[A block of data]

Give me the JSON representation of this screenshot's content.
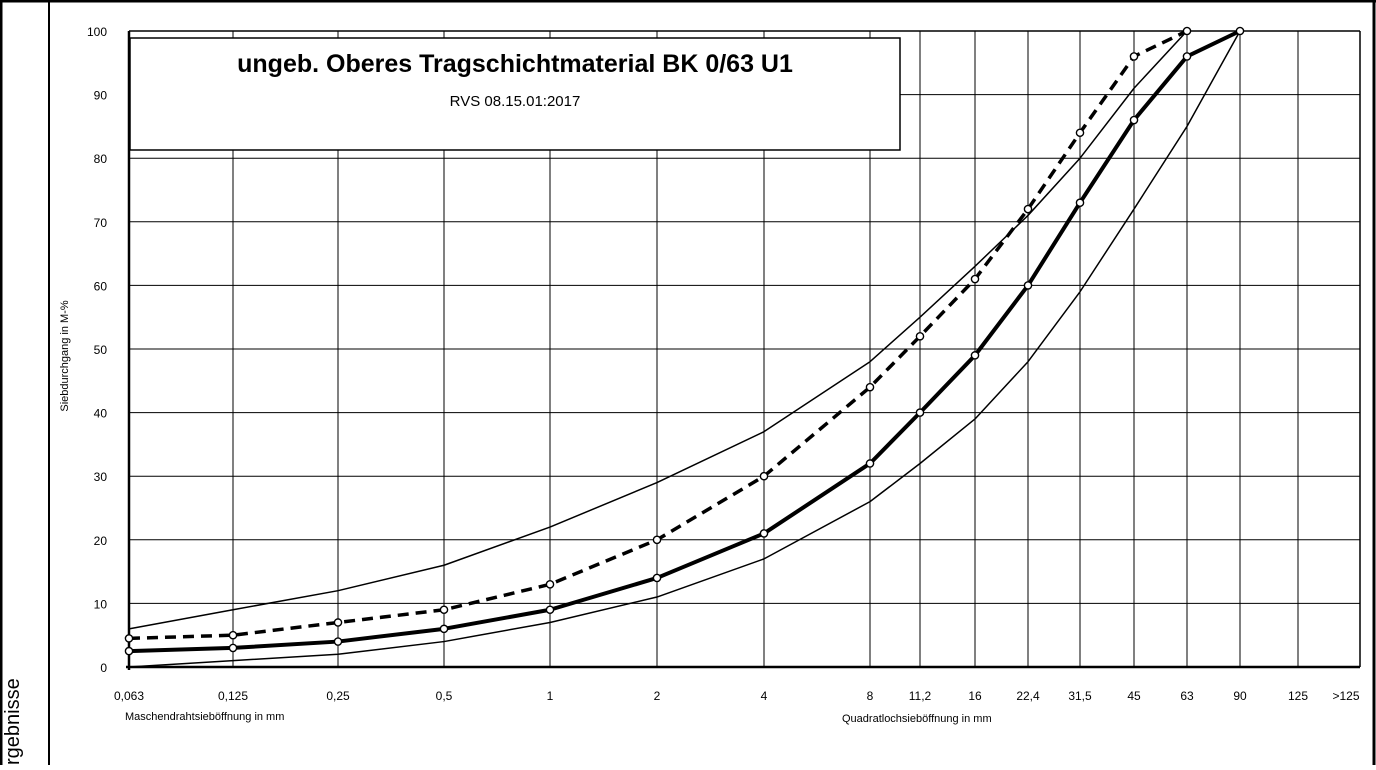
{
  "side_label": "rgebnisse",
  "chart_data": {
    "type": "line",
    "title": "ungeb. Oberes Tragschichtmaterial BK 0/63 U1",
    "subtitle": "RVS 08.15.01:2017",
    "ylabel": "Siebdurchgang in M-%",
    "xlabel_left": "Maschendrahtsieböffnung in mm",
    "xlabel_right": "Quadratlochsieböffnung in mm",
    "x_ticks": [
      "0,063",
      "0,125",
      "0,25",
      "0,5",
      "1",
      "2",
      "4",
      "8",
      "11,2",
      "16",
      "22,4",
      "31,5",
      "45",
      "63",
      "90",
      "125",
      ">125"
    ],
    "y_ticks": [
      0,
      10,
      20,
      30,
      40,
      50,
      60,
      70,
      80,
      90,
      100
    ],
    "ylim": [
      0,
      100
    ],
    "grid": true,
    "series": [
      {
        "style": "thin",
        "x": [
          "0,063",
          "0,125",
          "0,25",
          "0,5",
          "1",
          "2",
          "4",
          "8",
          "11,2",
          "16",
          "22,4",
          "31,5",
          "45",
          "63"
        ],
        "values": [
          6,
          9,
          12,
          16,
          22,
          29,
          37,
          48,
          55,
          63,
          71,
          80,
          91,
          100
        ]
      },
      {
        "style": "thin",
        "x": [
          "0,063",
          "0,125",
          "0,25",
          "0,5",
          "1",
          "2",
          "4",
          "8",
          "11,2",
          "16",
          "22,4",
          "31,5",
          "45",
          "63",
          "90"
        ],
        "values": [
          0,
          1,
          2,
          4,
          7,
          11,
          17,
          26,
          32,
          39,
          48,
          59,
          72,
          85,
          100
        ]
      },
      {
        "style": "bold",
        "x": [
          "0,063",
          "0,125",
          "0,25",
          "0,5",
          "1",
          "2",
          "4",
          "8",
          "11,2",
          "16",
          "22,4",
          "31,5",
          "45",
          "63",
          "90"
        ],
        "values": [
          2.5,
          3,
          4,
          6,
          9,
          14,
          21,
          32,
          40,
          49,
          60,
          73,
          86,
          96,
          100
        ]
      },
      {
        "style": "dashed",
        "x": [
          "0,063",
          "0,125",
          "0,25",
          "0,5",
          "1",
          "2",
          "4",
          "8",
          "11,2",
          "16",
          "22,4",
          "31,5",
          "45",
          "63"
        ],
        "values": [
          4.5,
          5,
          7,
          9,
          13,
          20,
          30,
          44,
          52,
          61,
          72,
          84,
          96,
          100
        ]
      }
    ]
  }
}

» Written instruction
Set down all the data again exactly as above, pictures excluded.

» Task solution
Give me the JSON representation of this screenshot's content.
{
  "side_label": "rgebnisse",
  "chart_data": {
    "type": "line",
    "title": "ungeb. Oberes Tragschichtmaterial BK 0/63 U1",
    "subtitle": "RVS 08.15.01:2017",
    "ylabel": "Siebdurchgang in M-%",
    "xlabel_left": "Maschendrahtsieböffnung in mm",
    "xlabel_right": "Quadratlochsieböffnung in mm",
    "x_ticks": [
      "0,063",
      "0,125",
      "0,25",
      "0,5",
      "1",
      "2",
      "4",
      "8",
      "11,2",
      "16",
      "22,4",
      "31,5",
      "45",
      "63",
      "90",
      "125",
      ">125"
    ],
    "y_ticks": [
      0,
      10,
      20,
      30,
      40,
      50,
      60,
      70,
      80,
      90,
      100
    ],
    "ylim": [
      0,
      100
    ],
    "grid": true,
    "series": [
      {
        "style": "thin",
        "x": [
          "0,063",
          "0,125",
          "0,25",
          "0,5",
          "1",
          "2",
          "4",
          "8",
          "11,2",
          "16",
          "22,4",
          "31,5",
          "45",
          "63"
        ],
        "values": [
          6,
          9,
          12,
          16,
          22,
          29,
          37,
          48,
          55,
          63,
          71,
          80,
          91,
          100
        ]
      },
      {
        "style": "thin",
        "x": [
          "0,063",
          "0,125",
          "0,25",
          "0,5",
          "1",
          "2",
          "4",
          "8",
          "11,2",
          "16",
          "22,4",
          "31,5",
          "45",
          "63",
          "90"
        ],
        "values": [
          0,
          1,
          2,
          4,
          7,
          11,
          17,
          26,
          32,
          39,
          48,
          59,
          72,
          85,
          100
        ]
      },
      {
        "style": "bold",
        "x": [
          "0,063",
          "0,125",
          "0,25",
          "0,5",
          "1",
          "2",
          "4",
          "8",
          "11,2",
          "16",
          "22,4",
          "31,5",
          "45",
          "63",
          "90"
        ],
        "values": [
          2.5,
          3,
          4,
          6,
          9,
          14,
          21,
          32,
          40,
          49,
          60,
          73,
          86,
          96,
          100
        ]
      },
      {
        "style": "dashed",
        "x": [
          "0,063",
          "0,125",
          "0,25",
          "0,5",
          "1",
          "2",
          "4",
          "8",
          "11,2",
          "16",
          "22,4",
          "31,5",
          "45",
          "63"
        ],
        "values": [
          4.5,
          5,
          7,
          9,
          13,
          20,
          30,
          44,
          52,
          61,
          72,
          84,
          96,
          100
        ]
      }
    ]
  }
}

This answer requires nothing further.